• [Your instructions]: What is the number of lines containing "JSON"? Give only that number.

╭─ Extracted data

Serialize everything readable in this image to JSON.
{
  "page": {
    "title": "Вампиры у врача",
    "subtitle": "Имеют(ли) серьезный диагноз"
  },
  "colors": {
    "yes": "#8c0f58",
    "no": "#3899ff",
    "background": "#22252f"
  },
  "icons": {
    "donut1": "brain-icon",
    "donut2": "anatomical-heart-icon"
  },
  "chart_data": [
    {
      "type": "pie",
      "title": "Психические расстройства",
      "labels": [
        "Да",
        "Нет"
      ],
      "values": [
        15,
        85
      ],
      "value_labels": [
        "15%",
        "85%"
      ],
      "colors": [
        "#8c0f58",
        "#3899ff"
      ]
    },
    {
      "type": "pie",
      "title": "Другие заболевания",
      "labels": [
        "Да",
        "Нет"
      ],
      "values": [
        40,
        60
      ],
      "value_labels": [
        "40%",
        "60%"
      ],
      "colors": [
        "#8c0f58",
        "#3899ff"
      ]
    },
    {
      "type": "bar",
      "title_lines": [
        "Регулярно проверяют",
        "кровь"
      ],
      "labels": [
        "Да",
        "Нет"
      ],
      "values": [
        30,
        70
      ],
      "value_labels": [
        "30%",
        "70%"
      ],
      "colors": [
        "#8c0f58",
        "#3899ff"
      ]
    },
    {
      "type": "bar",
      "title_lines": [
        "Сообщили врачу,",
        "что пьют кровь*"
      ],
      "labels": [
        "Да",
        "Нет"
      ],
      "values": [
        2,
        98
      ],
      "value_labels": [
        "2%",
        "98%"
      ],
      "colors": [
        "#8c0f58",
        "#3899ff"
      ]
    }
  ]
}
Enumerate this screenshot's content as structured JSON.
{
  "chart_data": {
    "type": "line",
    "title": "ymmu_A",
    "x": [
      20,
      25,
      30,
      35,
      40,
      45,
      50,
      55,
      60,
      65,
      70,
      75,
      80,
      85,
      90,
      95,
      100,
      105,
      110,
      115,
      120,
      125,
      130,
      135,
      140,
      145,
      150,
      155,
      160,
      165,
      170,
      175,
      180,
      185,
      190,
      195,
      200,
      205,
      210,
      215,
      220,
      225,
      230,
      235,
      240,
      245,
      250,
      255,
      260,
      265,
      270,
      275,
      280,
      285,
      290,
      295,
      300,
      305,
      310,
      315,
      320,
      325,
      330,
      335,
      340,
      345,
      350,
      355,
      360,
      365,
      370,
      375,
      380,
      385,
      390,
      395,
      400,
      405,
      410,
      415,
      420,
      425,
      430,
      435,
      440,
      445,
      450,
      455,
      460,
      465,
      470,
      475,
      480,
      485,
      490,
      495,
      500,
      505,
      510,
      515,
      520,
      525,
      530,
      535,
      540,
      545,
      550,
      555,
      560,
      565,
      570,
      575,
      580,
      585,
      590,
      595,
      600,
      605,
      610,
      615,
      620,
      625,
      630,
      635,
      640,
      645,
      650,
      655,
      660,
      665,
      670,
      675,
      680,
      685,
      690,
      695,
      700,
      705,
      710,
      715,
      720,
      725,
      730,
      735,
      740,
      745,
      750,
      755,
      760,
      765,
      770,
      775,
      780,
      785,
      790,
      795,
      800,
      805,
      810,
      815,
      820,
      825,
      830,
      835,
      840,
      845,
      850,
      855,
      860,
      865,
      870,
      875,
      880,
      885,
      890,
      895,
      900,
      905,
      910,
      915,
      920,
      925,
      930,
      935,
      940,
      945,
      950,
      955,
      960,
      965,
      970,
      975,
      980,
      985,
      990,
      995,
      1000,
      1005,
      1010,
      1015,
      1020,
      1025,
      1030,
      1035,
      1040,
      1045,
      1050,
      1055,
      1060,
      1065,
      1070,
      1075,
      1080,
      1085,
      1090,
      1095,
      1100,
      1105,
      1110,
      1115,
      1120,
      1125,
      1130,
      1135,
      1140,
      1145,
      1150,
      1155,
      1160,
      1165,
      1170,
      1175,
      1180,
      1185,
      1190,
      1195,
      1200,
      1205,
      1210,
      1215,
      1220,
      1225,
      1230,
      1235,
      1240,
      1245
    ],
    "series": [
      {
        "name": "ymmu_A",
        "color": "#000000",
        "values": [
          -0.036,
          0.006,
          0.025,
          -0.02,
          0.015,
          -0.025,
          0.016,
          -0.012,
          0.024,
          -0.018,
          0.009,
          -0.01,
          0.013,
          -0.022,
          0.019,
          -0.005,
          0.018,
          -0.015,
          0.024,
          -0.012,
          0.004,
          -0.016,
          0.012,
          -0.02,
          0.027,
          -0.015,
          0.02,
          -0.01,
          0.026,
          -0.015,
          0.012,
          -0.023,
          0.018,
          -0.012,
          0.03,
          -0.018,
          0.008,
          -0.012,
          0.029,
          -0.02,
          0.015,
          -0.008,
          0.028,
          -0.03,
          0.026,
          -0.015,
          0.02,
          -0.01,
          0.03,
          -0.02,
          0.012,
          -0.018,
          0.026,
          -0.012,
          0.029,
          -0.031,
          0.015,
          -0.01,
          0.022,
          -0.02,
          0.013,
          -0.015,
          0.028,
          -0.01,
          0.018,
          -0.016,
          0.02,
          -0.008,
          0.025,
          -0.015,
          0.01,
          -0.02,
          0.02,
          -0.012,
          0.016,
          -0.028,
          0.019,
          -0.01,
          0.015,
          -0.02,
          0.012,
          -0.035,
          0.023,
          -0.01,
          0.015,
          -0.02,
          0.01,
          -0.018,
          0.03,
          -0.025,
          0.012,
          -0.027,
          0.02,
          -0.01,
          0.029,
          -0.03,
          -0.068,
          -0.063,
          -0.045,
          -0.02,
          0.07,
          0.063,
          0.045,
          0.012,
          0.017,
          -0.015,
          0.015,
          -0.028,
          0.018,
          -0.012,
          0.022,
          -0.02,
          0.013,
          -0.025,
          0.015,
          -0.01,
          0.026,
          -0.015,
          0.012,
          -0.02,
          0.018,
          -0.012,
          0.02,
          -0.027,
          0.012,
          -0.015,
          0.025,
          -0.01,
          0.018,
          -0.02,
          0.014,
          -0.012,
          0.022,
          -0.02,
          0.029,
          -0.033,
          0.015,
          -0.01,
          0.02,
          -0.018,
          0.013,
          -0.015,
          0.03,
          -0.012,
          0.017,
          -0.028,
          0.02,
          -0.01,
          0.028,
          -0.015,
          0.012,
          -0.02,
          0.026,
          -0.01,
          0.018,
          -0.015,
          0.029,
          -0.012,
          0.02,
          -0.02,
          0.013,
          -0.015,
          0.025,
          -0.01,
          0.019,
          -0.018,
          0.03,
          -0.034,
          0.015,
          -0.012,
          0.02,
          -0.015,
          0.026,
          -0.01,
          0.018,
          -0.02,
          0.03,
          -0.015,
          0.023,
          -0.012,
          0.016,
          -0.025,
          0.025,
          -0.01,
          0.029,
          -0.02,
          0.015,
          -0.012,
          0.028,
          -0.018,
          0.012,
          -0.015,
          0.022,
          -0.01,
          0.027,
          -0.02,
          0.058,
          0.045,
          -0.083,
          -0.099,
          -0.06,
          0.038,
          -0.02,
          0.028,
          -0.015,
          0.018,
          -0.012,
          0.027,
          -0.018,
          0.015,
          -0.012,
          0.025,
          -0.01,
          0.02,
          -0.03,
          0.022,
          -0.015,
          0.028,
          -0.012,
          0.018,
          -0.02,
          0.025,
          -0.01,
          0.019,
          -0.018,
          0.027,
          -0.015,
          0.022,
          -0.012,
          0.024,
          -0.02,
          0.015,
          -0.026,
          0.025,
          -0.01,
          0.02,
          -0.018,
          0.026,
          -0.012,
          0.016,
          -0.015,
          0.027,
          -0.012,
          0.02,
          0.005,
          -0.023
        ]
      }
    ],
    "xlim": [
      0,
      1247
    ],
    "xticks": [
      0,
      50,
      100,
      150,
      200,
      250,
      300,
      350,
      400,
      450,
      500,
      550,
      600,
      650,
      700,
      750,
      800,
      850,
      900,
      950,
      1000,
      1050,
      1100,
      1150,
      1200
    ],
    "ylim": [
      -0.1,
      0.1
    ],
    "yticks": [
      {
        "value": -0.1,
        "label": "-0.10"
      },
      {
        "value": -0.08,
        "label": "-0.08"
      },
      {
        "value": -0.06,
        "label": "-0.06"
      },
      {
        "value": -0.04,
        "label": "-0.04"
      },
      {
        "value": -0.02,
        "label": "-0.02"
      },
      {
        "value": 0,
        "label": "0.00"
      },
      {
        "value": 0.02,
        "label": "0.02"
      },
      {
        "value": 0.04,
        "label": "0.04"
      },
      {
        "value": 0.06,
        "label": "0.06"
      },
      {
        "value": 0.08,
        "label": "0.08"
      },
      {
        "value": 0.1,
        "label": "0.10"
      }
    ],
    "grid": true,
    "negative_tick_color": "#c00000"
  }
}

╰─

• [Expected output]: 2